■ Stated goal
Retype every entry in its entirety, without alteration.

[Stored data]
____

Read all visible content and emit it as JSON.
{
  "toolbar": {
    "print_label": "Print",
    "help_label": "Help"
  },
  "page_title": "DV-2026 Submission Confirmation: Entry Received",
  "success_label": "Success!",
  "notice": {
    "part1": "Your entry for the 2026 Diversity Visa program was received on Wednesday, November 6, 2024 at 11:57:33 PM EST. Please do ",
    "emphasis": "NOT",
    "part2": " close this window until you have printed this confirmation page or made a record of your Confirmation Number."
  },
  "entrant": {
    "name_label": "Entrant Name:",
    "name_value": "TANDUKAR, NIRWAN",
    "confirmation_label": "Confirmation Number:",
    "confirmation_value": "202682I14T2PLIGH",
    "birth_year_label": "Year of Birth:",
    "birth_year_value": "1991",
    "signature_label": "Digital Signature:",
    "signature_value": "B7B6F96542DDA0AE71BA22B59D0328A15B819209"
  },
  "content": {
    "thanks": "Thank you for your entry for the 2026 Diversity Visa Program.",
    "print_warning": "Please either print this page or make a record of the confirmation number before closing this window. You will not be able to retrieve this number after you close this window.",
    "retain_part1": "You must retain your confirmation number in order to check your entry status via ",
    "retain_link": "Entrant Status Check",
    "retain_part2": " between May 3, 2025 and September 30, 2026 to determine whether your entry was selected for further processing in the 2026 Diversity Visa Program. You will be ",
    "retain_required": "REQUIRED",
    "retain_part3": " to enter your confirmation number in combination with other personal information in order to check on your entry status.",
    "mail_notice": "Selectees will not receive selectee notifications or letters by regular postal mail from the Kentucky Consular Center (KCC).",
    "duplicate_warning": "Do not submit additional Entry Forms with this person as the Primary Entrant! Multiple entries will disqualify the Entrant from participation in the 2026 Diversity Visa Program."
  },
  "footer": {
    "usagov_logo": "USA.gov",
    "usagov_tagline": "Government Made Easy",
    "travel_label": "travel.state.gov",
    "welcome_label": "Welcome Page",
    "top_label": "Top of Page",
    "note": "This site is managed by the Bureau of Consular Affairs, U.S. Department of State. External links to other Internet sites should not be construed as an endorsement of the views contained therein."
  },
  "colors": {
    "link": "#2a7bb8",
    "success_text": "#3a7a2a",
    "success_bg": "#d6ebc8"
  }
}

____

■ The output
Read all visible content and emit it as JSON.
{
  "toolbar": {
    "print_label": "Print",
    "help_label": "Help"
  },
  "page_title": "DV-2026 Submission Confirmation: Entry Received",
  "success_label": "Success!",
  "notice": {
    "part1": "Your entry for the 2026 Diversity Visa program was received on Wednesday, November 6, 2024 at 11:57:33 PM EST. Please do ",
    "emphasis": "NOT",
    "part2": " close this window until you have printed this confirmation page or made a record of your Confirmation Number."
  },
  "entrant": {
    "name_label": "Entrant Name:",
    "name_value": "TANDUKAR, NIRWAN",
    "confirmation_label": "Confirmation Number:",
    "confirmation_value": "202682I14T2PLIGH",
    "birth_year_label": "Year of Birth:",
    "birth_year_value": "1991",
    "signature_label": "Digital Signature:",
    "signature_value": "B7B6F96542DDA0AE71BA22B59D0328A15B819209"
  },
  "content": {
    "thanks": "Thank you for your entry for the 2026 Diversity Visa Program.",
    "print_warning": "Please either print this page or make a record of the confirmation number before closing this window. You will not be able to retrieve this number after you close this window.",
    "retain_part1": "You must retain your confirmation number in order to check your entry status via ",
    "retain_link": "Entrant Status Check",
    "retain_part2": " between May 3, 2025 and September 30, 2026 to determine whether your entry was selected for further processing in the 2026 Diversity Visa Program. You will be ",
    "retain_required": "REQUIRED",
    "retain_part3": " to enter your confirmation number in combination with other personal information in order to check on your entry status.",
    "mail_notice": "Selectees will not receive selectee notifications or letters by regular postal mail from the Kentucky Consular Center (KCC).",
    "duplicate_warning": "Do not submit additional Entry Forms with this person as the Primary Entrant! Multiple entries will disqualify the Entrant from participation in the 2026 Diversity Visa Program."
  },
  "footer": {
    "usagov_logo": "USA.gov",
    "usagov_tagline": "Government Made Easy",
    "travel_label": "travel.state.gov",
    "welcome_label": "Welcome Page",
    "top_label": "Top of Page",
    "note": "This site is managed by the Bureau of Consular Affairs, U.S. Department of State. External links to other Internet sites should not be construed as an endorsement of the views contained therein."
  },
  "colors": {
    "link": "#2a7bb8",
    "success_text": "#3a7a2a",
    "success_bg": "#d6ebc8"
  }
}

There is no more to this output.